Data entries
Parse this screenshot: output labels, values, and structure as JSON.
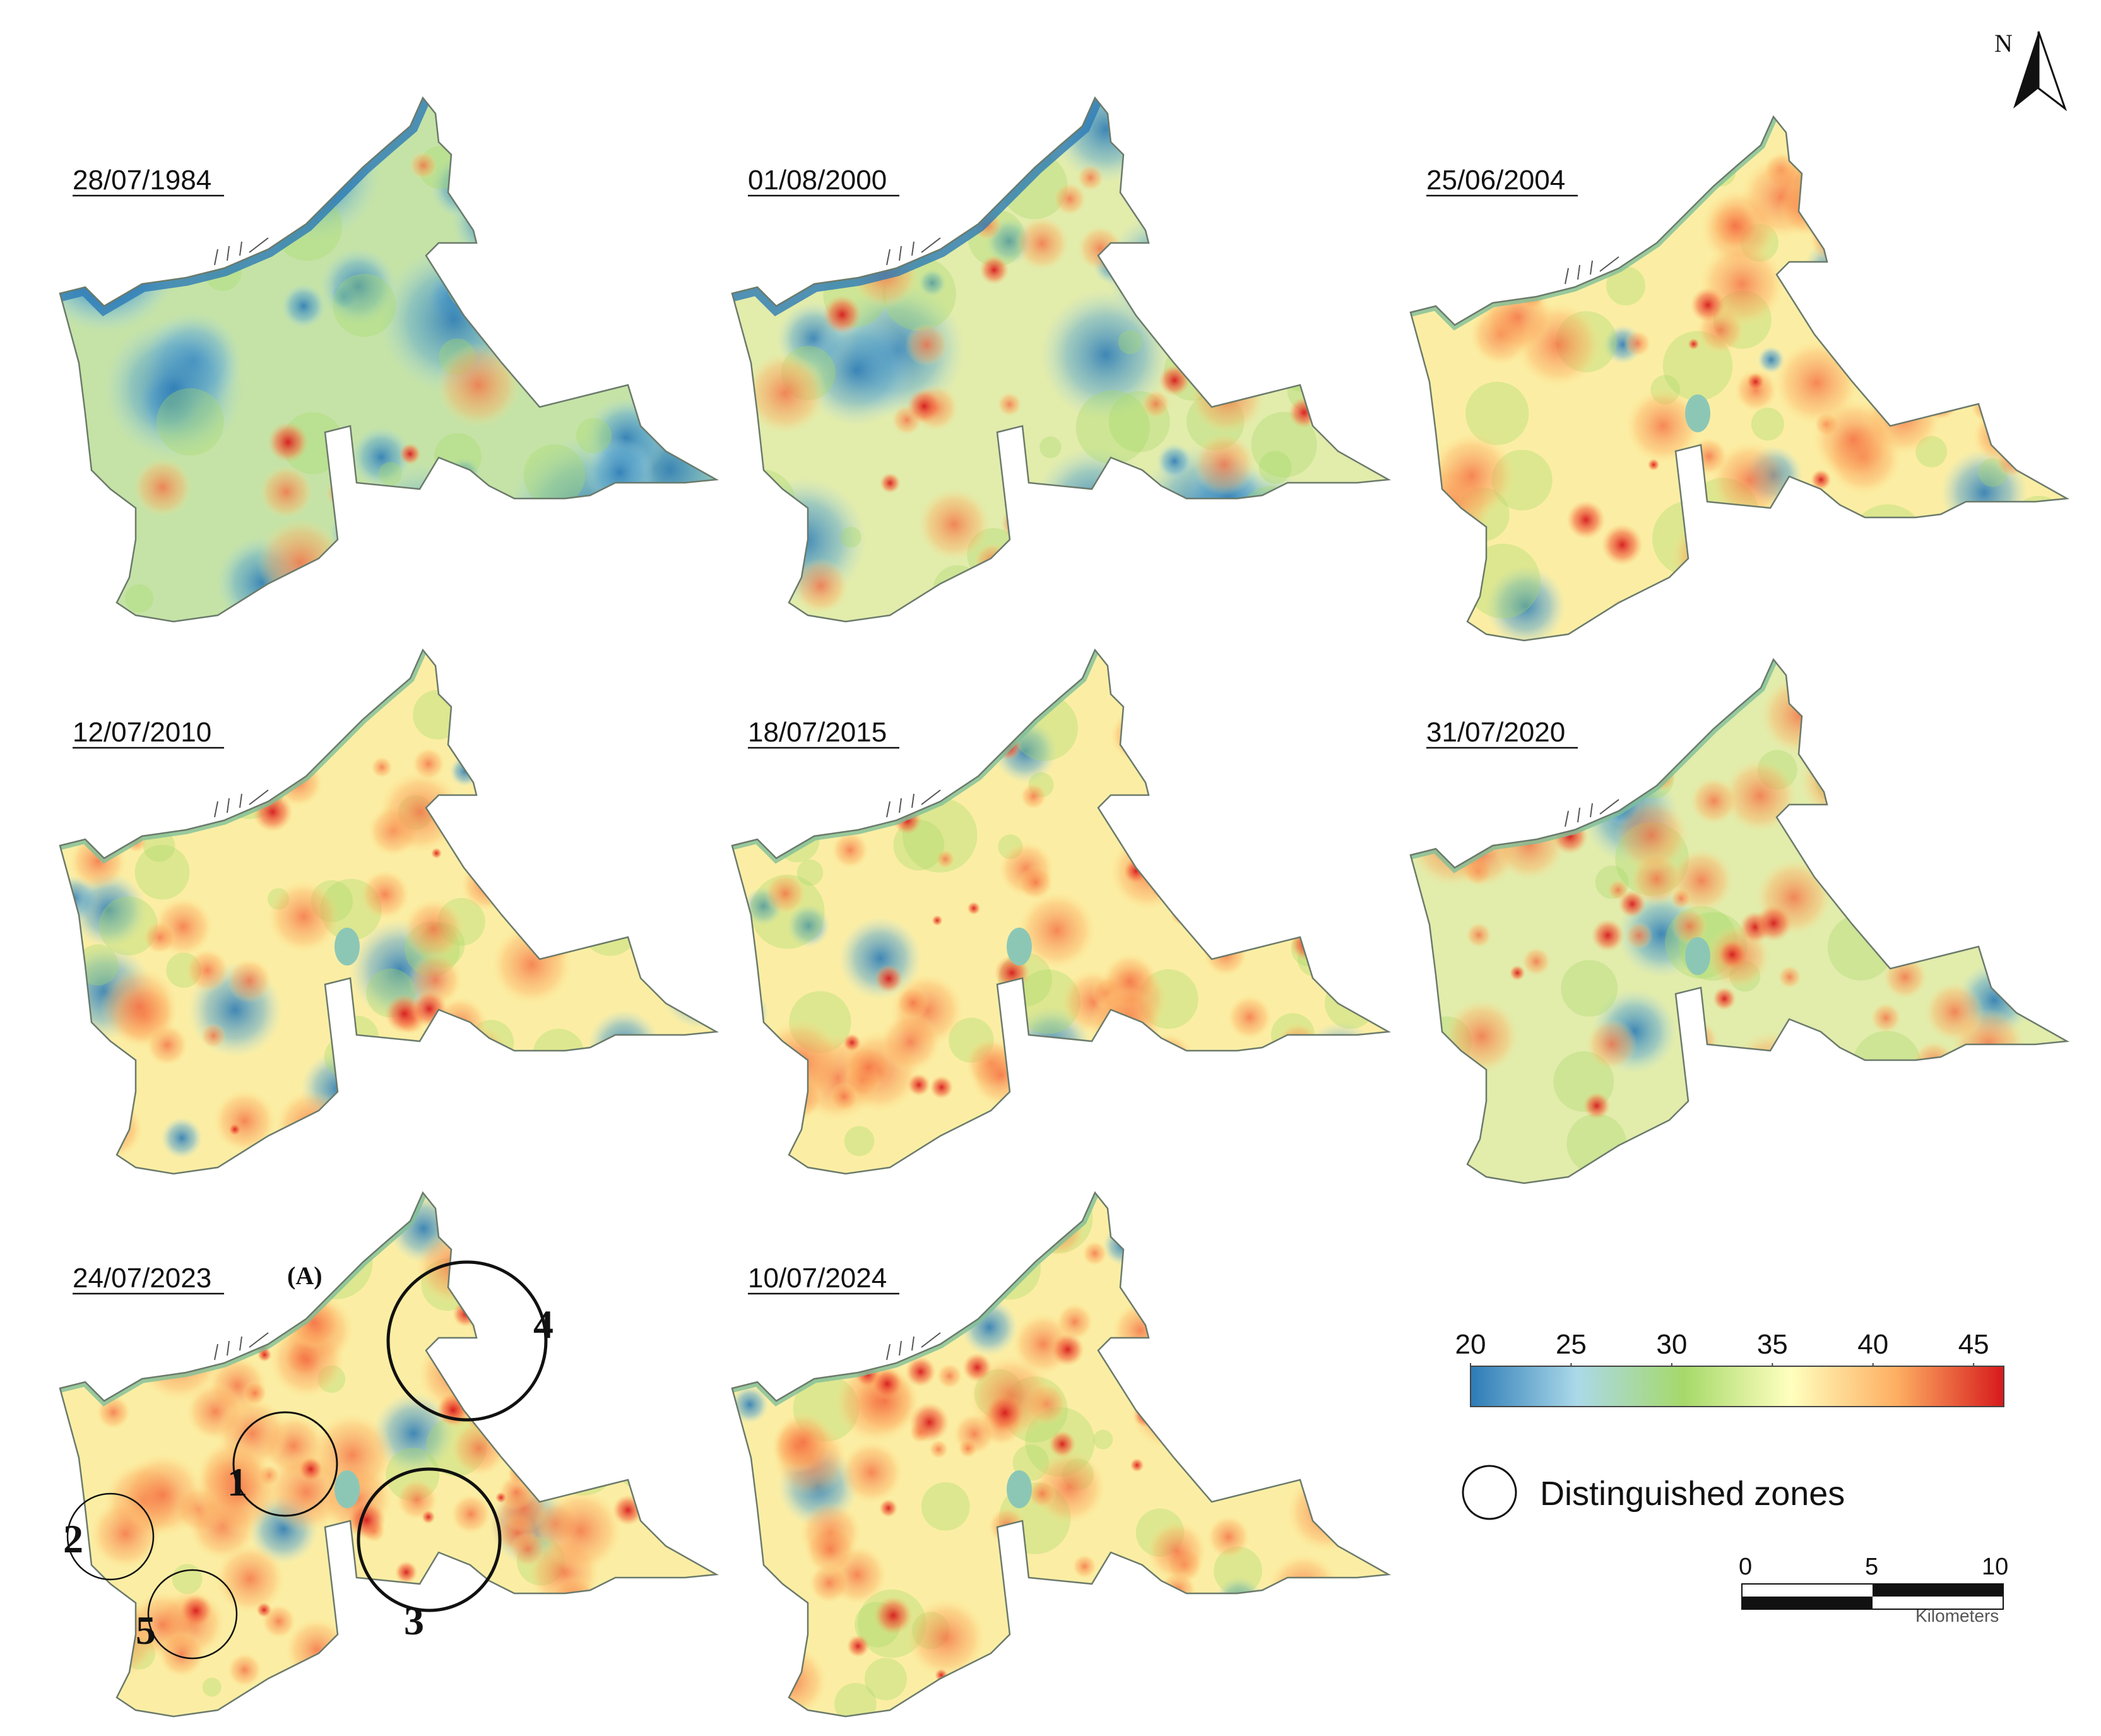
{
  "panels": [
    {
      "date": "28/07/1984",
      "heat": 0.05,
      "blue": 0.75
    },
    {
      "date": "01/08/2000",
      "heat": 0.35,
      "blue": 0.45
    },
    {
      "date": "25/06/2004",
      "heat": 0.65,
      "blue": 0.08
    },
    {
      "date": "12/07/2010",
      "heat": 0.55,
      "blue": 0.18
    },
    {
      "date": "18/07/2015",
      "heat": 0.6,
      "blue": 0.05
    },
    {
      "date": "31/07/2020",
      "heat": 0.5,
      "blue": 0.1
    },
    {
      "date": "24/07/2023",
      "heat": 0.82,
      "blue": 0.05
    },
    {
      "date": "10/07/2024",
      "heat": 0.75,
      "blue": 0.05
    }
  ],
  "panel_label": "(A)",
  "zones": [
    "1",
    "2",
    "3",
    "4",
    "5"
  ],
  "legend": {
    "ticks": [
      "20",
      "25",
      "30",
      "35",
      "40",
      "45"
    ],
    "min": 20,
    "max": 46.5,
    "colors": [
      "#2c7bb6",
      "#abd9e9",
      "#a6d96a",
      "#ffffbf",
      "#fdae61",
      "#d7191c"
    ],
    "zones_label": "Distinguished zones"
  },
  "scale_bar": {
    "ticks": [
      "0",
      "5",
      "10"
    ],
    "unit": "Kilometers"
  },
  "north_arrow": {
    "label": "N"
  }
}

* * *

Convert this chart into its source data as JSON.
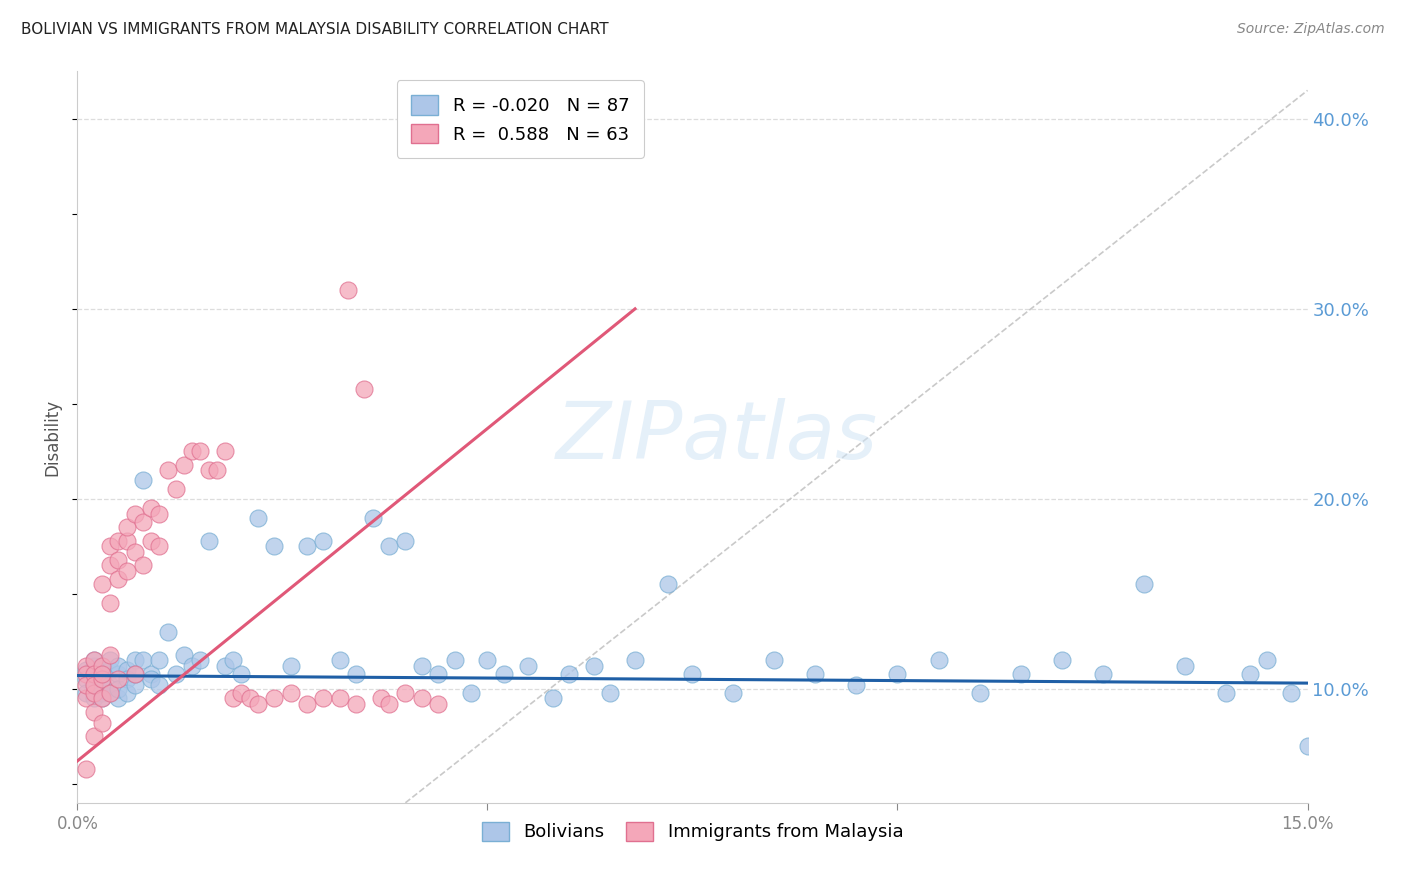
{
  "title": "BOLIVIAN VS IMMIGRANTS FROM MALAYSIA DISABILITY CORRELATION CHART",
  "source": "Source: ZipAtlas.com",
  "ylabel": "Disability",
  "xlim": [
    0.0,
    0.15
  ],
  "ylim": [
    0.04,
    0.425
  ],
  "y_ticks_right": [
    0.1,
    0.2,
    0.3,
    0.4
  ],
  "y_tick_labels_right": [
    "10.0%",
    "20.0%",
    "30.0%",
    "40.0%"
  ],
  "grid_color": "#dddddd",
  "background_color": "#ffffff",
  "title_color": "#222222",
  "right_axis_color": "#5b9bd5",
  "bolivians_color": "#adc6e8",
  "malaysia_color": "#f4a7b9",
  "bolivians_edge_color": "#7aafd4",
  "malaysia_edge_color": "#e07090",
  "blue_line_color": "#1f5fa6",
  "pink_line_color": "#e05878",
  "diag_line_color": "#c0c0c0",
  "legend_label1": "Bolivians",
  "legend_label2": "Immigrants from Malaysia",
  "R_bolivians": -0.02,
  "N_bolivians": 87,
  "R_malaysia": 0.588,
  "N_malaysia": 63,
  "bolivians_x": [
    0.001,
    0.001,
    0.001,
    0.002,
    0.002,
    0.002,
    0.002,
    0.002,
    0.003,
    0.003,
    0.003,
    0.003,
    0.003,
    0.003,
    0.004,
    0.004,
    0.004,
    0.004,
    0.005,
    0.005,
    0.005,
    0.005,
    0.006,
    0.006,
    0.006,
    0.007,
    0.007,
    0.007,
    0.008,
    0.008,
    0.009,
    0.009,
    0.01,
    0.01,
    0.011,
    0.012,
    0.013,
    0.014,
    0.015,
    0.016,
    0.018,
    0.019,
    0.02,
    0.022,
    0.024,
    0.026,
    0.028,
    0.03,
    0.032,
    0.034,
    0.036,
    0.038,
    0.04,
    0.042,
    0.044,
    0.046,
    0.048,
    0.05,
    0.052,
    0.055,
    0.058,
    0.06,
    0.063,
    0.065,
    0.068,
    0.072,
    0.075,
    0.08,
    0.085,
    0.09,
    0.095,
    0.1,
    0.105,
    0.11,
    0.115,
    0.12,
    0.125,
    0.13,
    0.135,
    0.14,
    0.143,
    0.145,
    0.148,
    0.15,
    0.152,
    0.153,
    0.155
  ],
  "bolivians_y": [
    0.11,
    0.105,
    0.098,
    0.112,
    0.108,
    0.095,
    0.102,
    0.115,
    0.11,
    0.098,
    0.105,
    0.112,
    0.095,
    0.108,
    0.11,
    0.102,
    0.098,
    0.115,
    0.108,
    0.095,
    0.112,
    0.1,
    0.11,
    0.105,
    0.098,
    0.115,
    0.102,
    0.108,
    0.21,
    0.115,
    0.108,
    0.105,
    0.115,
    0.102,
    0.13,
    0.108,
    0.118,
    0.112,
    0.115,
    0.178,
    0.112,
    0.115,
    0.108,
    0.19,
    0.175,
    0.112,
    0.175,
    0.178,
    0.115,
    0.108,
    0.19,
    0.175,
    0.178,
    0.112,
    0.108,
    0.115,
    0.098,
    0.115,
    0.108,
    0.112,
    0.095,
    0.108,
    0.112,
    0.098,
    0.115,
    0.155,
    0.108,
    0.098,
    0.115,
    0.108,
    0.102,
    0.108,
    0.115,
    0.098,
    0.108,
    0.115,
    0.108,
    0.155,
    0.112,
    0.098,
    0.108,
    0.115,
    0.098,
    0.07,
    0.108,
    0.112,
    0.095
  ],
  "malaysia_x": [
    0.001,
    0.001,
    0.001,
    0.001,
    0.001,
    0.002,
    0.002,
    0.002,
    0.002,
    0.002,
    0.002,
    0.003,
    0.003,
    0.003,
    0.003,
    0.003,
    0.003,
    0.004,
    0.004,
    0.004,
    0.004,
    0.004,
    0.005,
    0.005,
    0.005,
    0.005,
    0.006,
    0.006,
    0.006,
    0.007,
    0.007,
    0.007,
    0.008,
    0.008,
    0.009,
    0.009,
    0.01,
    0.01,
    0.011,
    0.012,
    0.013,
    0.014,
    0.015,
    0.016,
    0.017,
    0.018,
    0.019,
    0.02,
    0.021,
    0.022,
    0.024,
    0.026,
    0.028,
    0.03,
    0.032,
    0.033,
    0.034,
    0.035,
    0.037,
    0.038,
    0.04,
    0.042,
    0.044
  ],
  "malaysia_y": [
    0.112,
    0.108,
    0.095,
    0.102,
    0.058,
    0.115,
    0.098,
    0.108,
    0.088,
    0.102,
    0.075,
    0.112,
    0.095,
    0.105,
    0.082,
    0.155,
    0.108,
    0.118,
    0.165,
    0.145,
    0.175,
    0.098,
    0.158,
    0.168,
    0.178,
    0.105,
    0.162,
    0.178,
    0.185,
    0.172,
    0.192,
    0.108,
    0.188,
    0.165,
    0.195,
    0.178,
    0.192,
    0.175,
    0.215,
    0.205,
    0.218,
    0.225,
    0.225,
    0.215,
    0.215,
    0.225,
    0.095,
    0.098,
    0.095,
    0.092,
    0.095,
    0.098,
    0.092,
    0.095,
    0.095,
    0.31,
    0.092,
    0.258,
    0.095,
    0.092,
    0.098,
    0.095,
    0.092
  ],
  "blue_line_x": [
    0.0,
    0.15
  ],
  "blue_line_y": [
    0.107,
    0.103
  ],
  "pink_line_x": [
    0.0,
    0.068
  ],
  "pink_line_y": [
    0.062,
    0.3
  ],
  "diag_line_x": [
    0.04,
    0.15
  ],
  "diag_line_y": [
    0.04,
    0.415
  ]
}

# Directive
Copy, from the material, each line that holds the string "date".

# Answer to this problem
      "date": "28/07/1984",
      "date": "01/08/2000",
      "date": "25/06/2004",
      "date": "12/07/2010",
      "date": "18/07/2015",
      "date": "31/07/2020",
      "date": "24/07/2023",
      "date": "10/07/2024",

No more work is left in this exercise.